Task goal
Where a line in the listing contains the string "icon", copy that line out.

Stored rows
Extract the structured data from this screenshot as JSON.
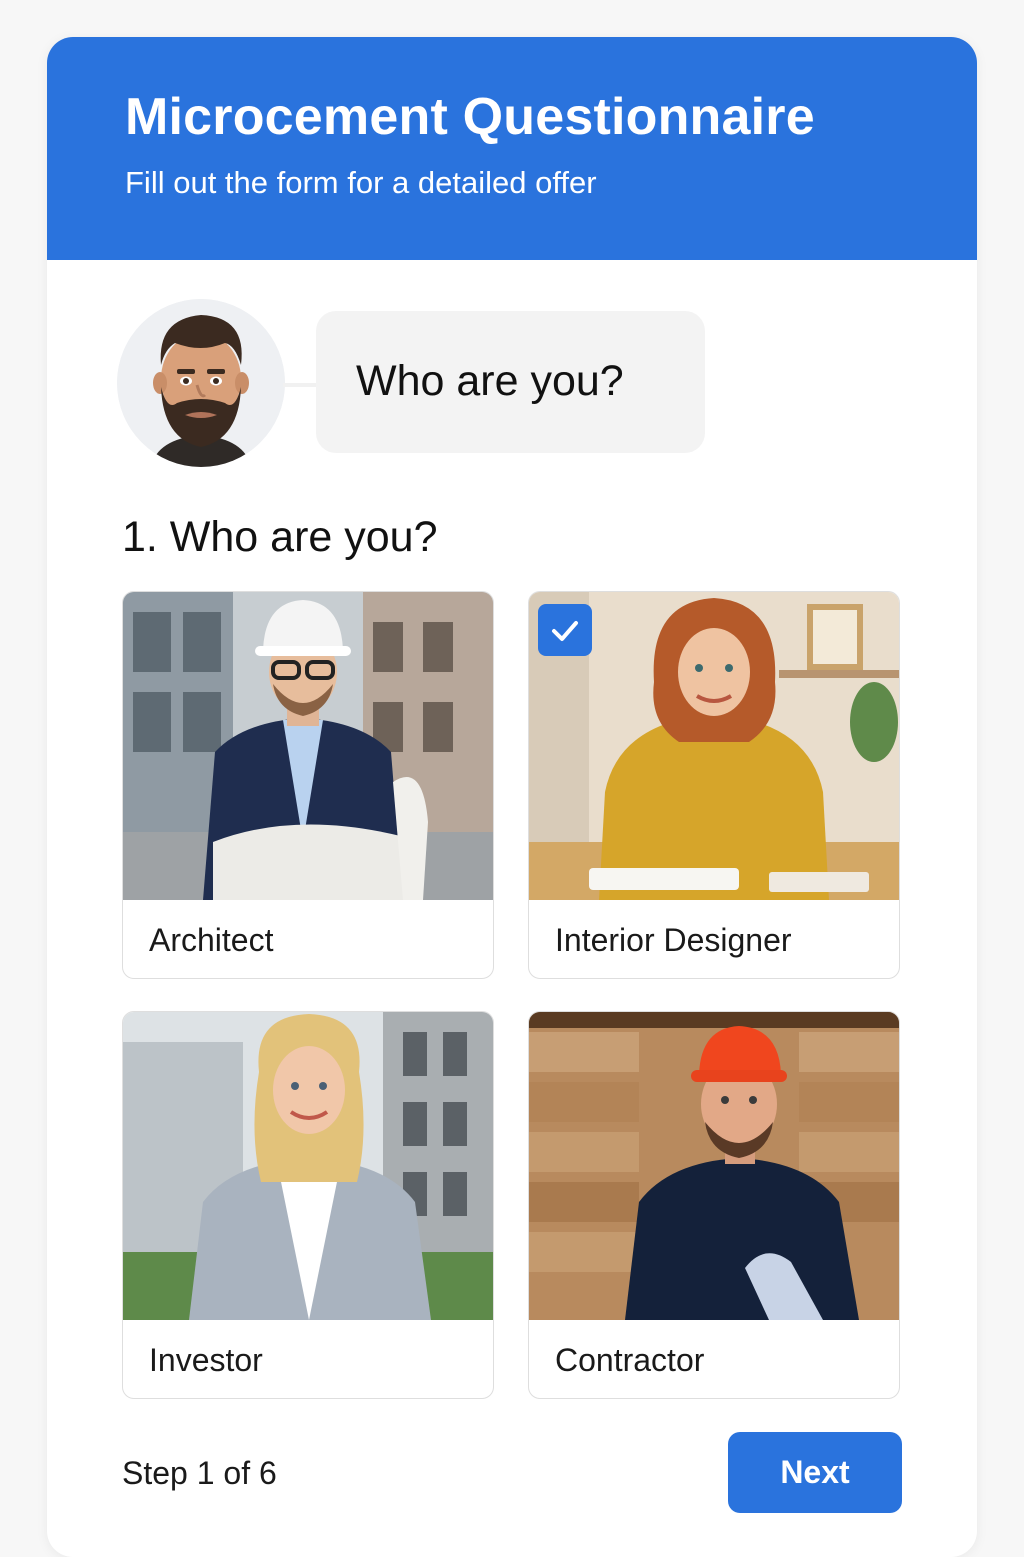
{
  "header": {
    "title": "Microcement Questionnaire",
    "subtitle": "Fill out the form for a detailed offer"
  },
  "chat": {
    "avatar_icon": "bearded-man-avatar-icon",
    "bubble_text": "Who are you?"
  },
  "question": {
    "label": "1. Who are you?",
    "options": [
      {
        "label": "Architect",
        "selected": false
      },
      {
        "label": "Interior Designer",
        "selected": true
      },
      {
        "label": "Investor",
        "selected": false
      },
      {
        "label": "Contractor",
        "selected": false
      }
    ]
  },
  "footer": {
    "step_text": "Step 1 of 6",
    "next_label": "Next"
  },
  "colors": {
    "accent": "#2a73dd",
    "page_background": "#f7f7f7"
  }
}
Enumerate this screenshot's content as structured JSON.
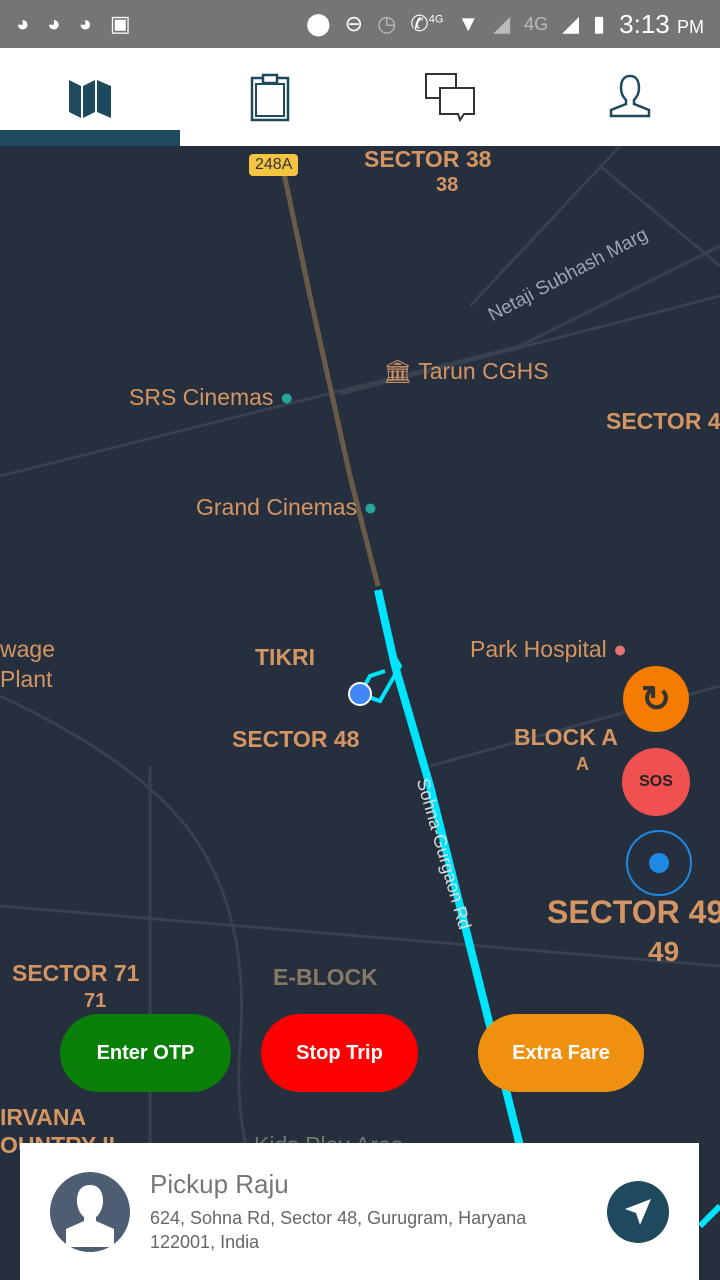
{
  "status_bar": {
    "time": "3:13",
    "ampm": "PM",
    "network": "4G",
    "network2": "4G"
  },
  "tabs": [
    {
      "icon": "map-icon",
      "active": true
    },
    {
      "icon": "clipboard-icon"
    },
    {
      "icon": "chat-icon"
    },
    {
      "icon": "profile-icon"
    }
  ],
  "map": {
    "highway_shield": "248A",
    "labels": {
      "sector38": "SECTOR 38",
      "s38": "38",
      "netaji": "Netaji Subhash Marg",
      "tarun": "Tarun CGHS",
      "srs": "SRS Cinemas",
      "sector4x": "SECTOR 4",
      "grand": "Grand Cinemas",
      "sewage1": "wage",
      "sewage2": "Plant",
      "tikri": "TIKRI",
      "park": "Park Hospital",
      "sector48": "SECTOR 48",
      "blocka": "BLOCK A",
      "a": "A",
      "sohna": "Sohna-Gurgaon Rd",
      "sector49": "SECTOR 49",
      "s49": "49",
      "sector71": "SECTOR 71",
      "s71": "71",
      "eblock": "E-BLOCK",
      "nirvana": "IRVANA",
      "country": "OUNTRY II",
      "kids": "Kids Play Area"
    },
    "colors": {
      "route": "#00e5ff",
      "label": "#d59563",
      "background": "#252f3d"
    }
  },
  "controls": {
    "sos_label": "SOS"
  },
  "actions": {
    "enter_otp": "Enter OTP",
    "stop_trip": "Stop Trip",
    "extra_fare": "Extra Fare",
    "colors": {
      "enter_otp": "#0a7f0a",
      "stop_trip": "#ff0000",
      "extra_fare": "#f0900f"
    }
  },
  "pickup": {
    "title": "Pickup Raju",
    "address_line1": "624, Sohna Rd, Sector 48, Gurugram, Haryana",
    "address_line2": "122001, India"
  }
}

Solution to the problem
    "avatar_icon": "bearded-man-avatar-icon",
      "icon": "map-icon",
      "icon": "clipboard-icon"
      "icon": "chat-icon"
      "icon": "profile-icon"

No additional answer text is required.